- [Data shown]:
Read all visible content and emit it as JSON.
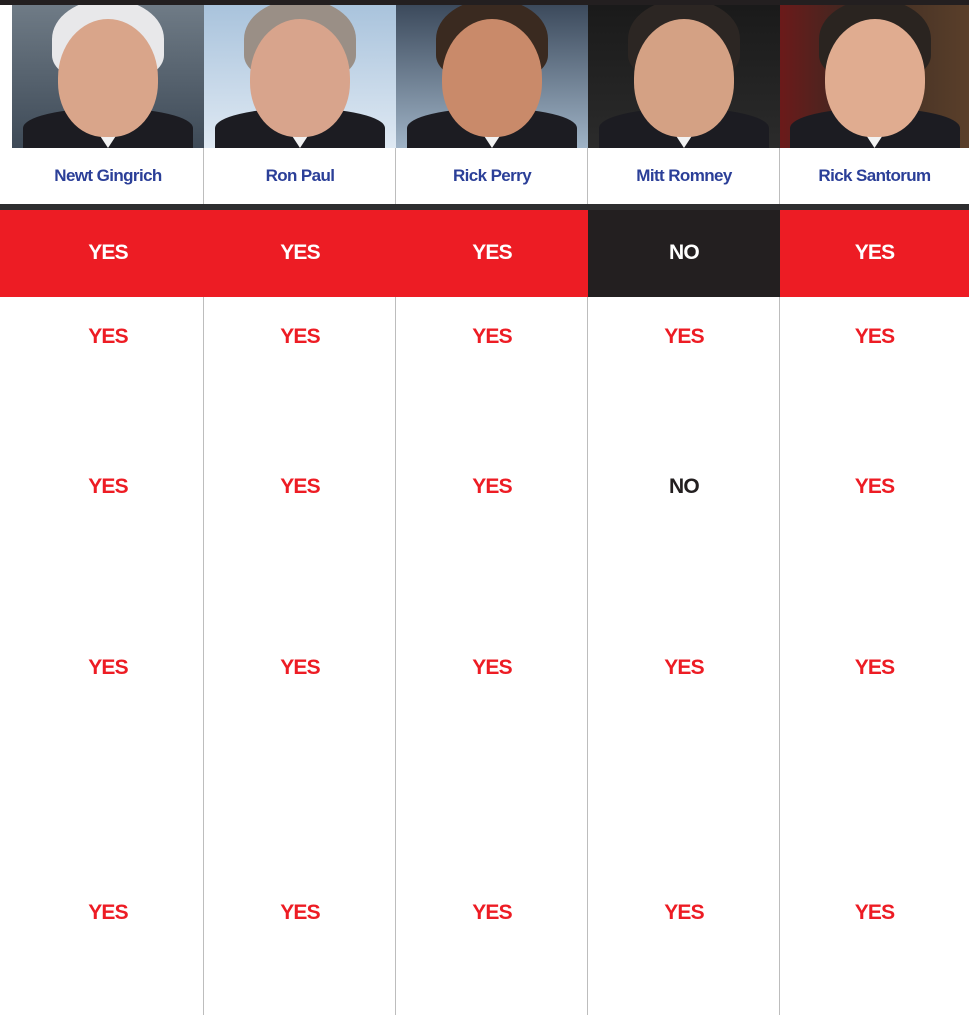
{
  "candidates": [
    "Newt Gingrich",
    "Ron Paul",
    "Rick Perry",
    "Mitt Romney",
    "Rick Santorum"
  ],
  "rows": [
    [
      {
        "text": "YES",
        "color": "#ed1c24"
      },
      {
        "text": "YES",
        "color": "#ed1c24"
      },
      {
        "text": "YES",
        "color": "#ed1c24"
      },
      {
        "text": "NO",
        "color": "#231f20"
      },
      {
        "text": "YES",
        "color": "#ed1c24"
      }
    ],
    [
      {
        "text": "YES",
        "color": "#ed1c24"
      },
      {
        "text": "YES",
        "color": "#ed1c24"
      },
      {
        "text": "YES",
        "color": "#ed1c24"
      },
      {
        "text": "YES",
        "color": "#ed1c24"
      },
      {
        "text": "YES",
        "color": "#ed1c24"
      }
    ],
    [
      {
        "text": "YES",
        "color": "#ed1c24"
      },
      {
        "text": "YES",
        "color": "#ed1c24"
      },
      {
        "text": "YES",
        "color": "#ed1c24"
      },
      {
        "text": "NO",
        "color": "#231f20"
      },
      {
        "text": "YES",
        "color": "#ed1c24"
      }
    ],
    [
      {
        "text": "YES",
        "color": "#ed1c24"
      },
      {
        "text": "YES",
        "color": "#ed1c24"
      },
      {
        "text": "YES",
        "color": "#ed1c24"
      },
      {
        "text": "YES",
        "color": "#ed1c24"
      },
      {
        "text": "YES",
        "color": "#ed1c24"
      }
    ],
    [
      {
        "text": "YES",
        "color": "#ed1c24"
      },
      {
        "text": "YES",
        "color": "#ed1c24"
      },
      {
        "text": "YES",
        "color": "#ed1c24"
      },
      {
        "text": "YES",
        "color": "#ed1c24"
      },
      {
        "text": "YES",
        "color": "#ed1c24"
      }
    ]
  ]
}
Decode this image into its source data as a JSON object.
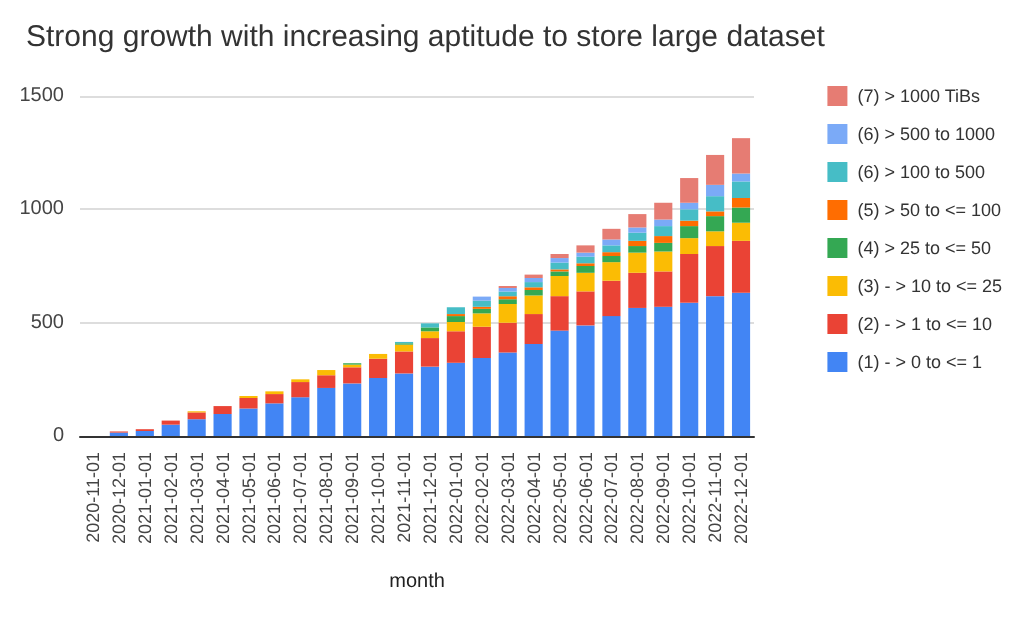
{
  "chart_data": {
    "type": "bar",
    "title": "Strong growth with increasing aptitude to store large dataset",
    "xlabel": "month",
    "categories": [
      "2020-11-01",
      "2020-12-01",
      "2021-01-01",
      "2021-02-01",
      "2021-03-01",
      "2021-04-01",
      "2021-05-01",
      "2021-06-01",
      "2021-07-01",
      "2021-08-01",
      "2021-09-01",
      "2021-10-01",
      "2021-11-01",
      "2021-12-01",
      "2022-01-01",
      "2022-02-01",
      "2022-03-01",
      "2022-04-01",
      "2022-05-01",
      "2022-06-01",
      "2022-07-01",
      "2022-08-01",
      "2022-09-01",
      "2022-10-01",
      "2022-11-01",
      "2022-12-01"
    ],
    "stacked": true,
    "series": [
      {
        "name": "(1) - > 0 to <= 1",
        "color": "#4285f4",
        "values": [
          0,
          15,
          22,
          50,
          74,
          97,
          121,
          144,
          171,
          212,
          232,
          256,
          276,
          306,
          323,
          344,
          368,
          406,
          465,
          488,
          529,
          565,
          570,
          588,
          617,
          632
        ]
      },
      {
        "name": "(2) - > 1 to <= 10",
        "color": "#ea4335",
        "values": [
          0,
          5,
          8,
          18,
          30,
          35,
          47,
          41,
          67,
          56,
          71,
          85,
          97,
          126,
          139,
          138,
          132,
          132,
          152,
          150,
          156,
          155,
          156,
          215,
          221,
          229
        ]
      },
      {
        "name": "(3) - > 10 to <= 25",
        "color": "#fbbc04",
        "values": [
          0,
          0,
          0,
          0,
          5,
          0,
          8,
          12,
          12,
          23,
          12,
          21,
          30,
          30,
          41,
          59,
          82,
          82,
          89,
          82,
          82,
          89,
          88,
          70,
          65,
          80
        ]
      },
      {
        "name": "(4) > 25 to <= 50",
        "color": "#34a853",
        "values": [
          0,
          0,
          0,
          0,
          0,
          0,
          0,
          0,
          0,
          0,
          6,
          0,
          6,
          17,
          26,
          20,
          21,
          24,
          20,
          30,
          27,
          29,
          38,
          53,
          67,
          67
        ]
      },
      {
        "name": "(5) > 50 to <= 100",
        "color": "#ff6d01",
        "values": [
          0,
          0,
          0,
          0,
          0,
          0,
          0,
          0,
          0,
          0,
          0,
          0,
          0,
          0,
          9,
          9,
          14,
          12,
          9,
          12,
          17,
          23,
          30,
          24,
          21,
          42
        ]
      },
      {
        "name": "(6) > 100 to 500",
        "color": "#46bdc6",
        "values": [
          0,
          0,
          0,
          0,
          0,
          0,
          0,
          0,
          0,
          0,
          0,
          0,
          6,
          18,
          30,
          27,
          21,
          23,
          30,
          29,
          30,
          36,
          44,
          50,
          67,
          73
        ]
      },
      {
        "name": "(6) > 500 to 1000",
        "color": "#7baaf7",
        "values": [
          0,
          0,
          0,
          0,
          0,
          0,
          0,
          0,
          0,
          0,
          0,
          0,
          0,
          0,
          0,
          18,
          15,
          18,
          20,
          18,
          26,
          23,
          29,
          29,
          50,
          35
        ]
      },
      {
        "name": "(7) > 1000 TiBs",
        "color": "#e67c73",
        "values": [
          0,
          0,
          0,
          0,
          0,
          0,
          0,
          0,
          0,
          0,
          0,
          0,
          0,
          0,
          0,
          0,
          9,
          15,
          18,
          32,
          47,
          59,
          74,
          109,
          132,
          156
        ]
      }
    ],
    "ylim": [
      0,
      1500
    ],
    "yticks": [
      0,
      500,
      1000,
      1500
    ],
    "grid": "y",
    "legend": "right"
  }
}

- [Task requirements]:
Every line above should be repeated exactly; pictures stay out of the copy.

- [Reply]:
Read all visible content and emit it as JSON.
{
  "candidates": [
    "Newt Gingrich",
    "Ron Paul",
    "Rick Perry",
    "Mitt Romney",
    "Rick Santorum"
  ],
  "rows": [
    [
      {
        "text": "YES",
        "color": "#ed1c24"
      },
      {
        "text": "YES",
        "color": "#ed1c24"
      },
      {
        "text": "YES",
        "color": "#ed1c24"
      },
      {
        "text": "NO",
        "color": "#231f20"
      },
      {
        "text": "YES",
        "color": "#ed1c24"
      }
    ],
    [
      {
        "text": "YES",
        "color": "#ed1c24"
      },
      {
        "text": "YES",
        "color": "#ed1c24"
      },
      {
        "text": "YES",
        "color": "#ed1c24"
      },
      {
        "text": "YES",
        "color": "#ed1c24"
      },
      {
        "text": "YES",
        "color": "#ed1c24"
      }
    ],
    [
      {
        "text": "YES",
        "color": "#ed1c24"
      },
      {
        "text": "YES",
        "color": "#ed1c24"
      },
      {
        "text": "YES",
        "color": "#ed1c24"
      },
      {
        "text": "NO",
        "color": "#231f20"
      },
      {
        "text": "YES",
        "color": "#ed1c24"
      }
    ],
    [
      {
        "text": "YES",
        "color": "#ed1c24"
      },
      {
        "text": "YES",
        "color": "#ed1c24"
      },
      {
        "text": "YES",
        "color": "#ed1c24"
      },
      {
        "text": "YES",
        "color": "#ed1c24"
      },
      {
        "text": "YES",
        "color": "#ed1c24"
      }
    ],
    [
      {
        "text": "YES",
        "color": "#ed1c24"
      },
      {
        "text": "YES",
        "color": "#ed1c24"
      },
      {
        "text": "YES",
        "color": "#ed1c24"
      },
      {
        "text": "YES",
        "color": "#ed1c24"
      },
      {
        "text": "YES",
        "color": "#ed1c24"
      }
    ]
  ]
}
Decode this image into its source data as a JSON object.
{
  "chart_data": {
    "type": "bar",
    "title": "Strong growth with increasing aptitude to store large dataset",
    "xlabel": "month",
    "categories": [
      "2020-11-01",
      "2020-12-01",
      "2021-01-01",
      "2021-02-01",
      "2021-03-01",
      "2021-04-01",
      "2021-05-01",
      "2021-06-01",
      "2021-07-01",
      "2021-08-01",
      "2021-09-01",
      "2021-10-01",
      "2021-11-01",
      "2021-12-01",
      "2022-01-01",
      "2022-02-01",
      "2022-03-01",
      "2022-04-01",
      "2022-05-01",
      "2022-06-01",
      "2022-07-01",
      "2022-08-01",
      "2022-09-01",
      "2022-10-01",
      "2022-11-01",
      "2022-12-01"
    ],
    "stacked": true,
    "series": [
      {
        "name": "(1) - > 0 to <= 1",
        "color": "#4285f4",
        "values": [
          0,
          15,
          22,
          50,
          74,
          97,
          121,
          144,
          171,
          212,
          232,
          256,
          276,
          306,
          323,
          344,
          368,
          406,
          465,
          488,
          529,
          565,
          570,
          588,
          617,
          632
        ]
      },
      {
        "name": "(2) - > 1 to <= 10",
        "color": "#ea4335",
        "values": [
          0,
          5,
          8,
          18,
          30,
          35,
          47,
          41,
          67,
          56,
          71,
          85,
          97,
          126,
          139,
          138,
          132,
          132,
          152,
          150,
          156,
          155,
          156,
          215,
          221,
          229
        ]
      },
      {
        "name": "(3) - > 10 to <= 25",
        "color": "#fbbc04",
        "values": [
          0,
          0,
          0,
          0,
          5,
          0,
          8,
          12,
          12,
          23,
          12,
          21,
          30,
          30,
          41,
          59,
          82,
          82,
          89,
          82,
          82,
          89,
          88,
          70,
          65,
          80
        ]
      },
      {
        "name": "(4) > 25 to <= 50",
        "color": "#34a853",
        "values": [
          0,
          0,
          0,
          0,
          0,
          0,
          0,
          0,
          0,
          0,
          6,
          0,
          6,
          17,
          26,
          20,
          21,
          24,
          20,
          30,
          27,
          29,
          38,
          53,
          67,
          67
        ]
      },
      {
        "name": "(5) > 50 to <= 100",
        "color": "#ff6d01",
        "values": [
          0,
          0,
          0,
          0,
          0,
          0,
          0,
          0,
          0,
          0,
          0,
          0,
          0,
          0,
          9,
          9,
          14,
          12,
          9,
          12,
          17,
          23,
          30,
          24,
          21,
          42
        ]
      },
      {
        "name": "(6) > 100 to 500",
        "color": "#46bdc6",
        "values": [
          0,
          0,
          0,
          0,
          0,
          0,
          0,
          0,
          0,
          0,
          0,
          0,
          6,
          18,
          30,
          27,
          21,
          23,
          30,
          29,
          30,
          36,
          44,
          50,
          67,
          73
        ]
      },
      {
        "name": "(6) > 500 to 1000",
        "color": "#7baaf7",
        "values": [
          0,
          0,
          0,
          0,
          0,
          0,
          0,
          0,
          0,
          0,
          0,
          0,
          0,
          0,
          0,
          18,
          15,
          18,
          20,
          18,
          26,
          23,
          29,
          29,
          50,
          35
        ]
      },
      {
        "name": "(7) > 1000 TiBs",
        "color": "#e67c73",
        "values": [
          0,
          0,
          0,
          0,
          0,
          0,
          0,
          0,
          0,
          0,
          0,
          0,
          0,
          0,
          0,
          0,
          9,
          15,
          18,
          32,
          47,
          59,
          74,
          109,
          132,
          156
        ]
      }
    ],
    "ylim": [
      0,
      1500
    ],
    "yticks": [
      0,
      500,
      1000,
      1500
    ],
    "grid": "y",
    "legend": "right"
  }
}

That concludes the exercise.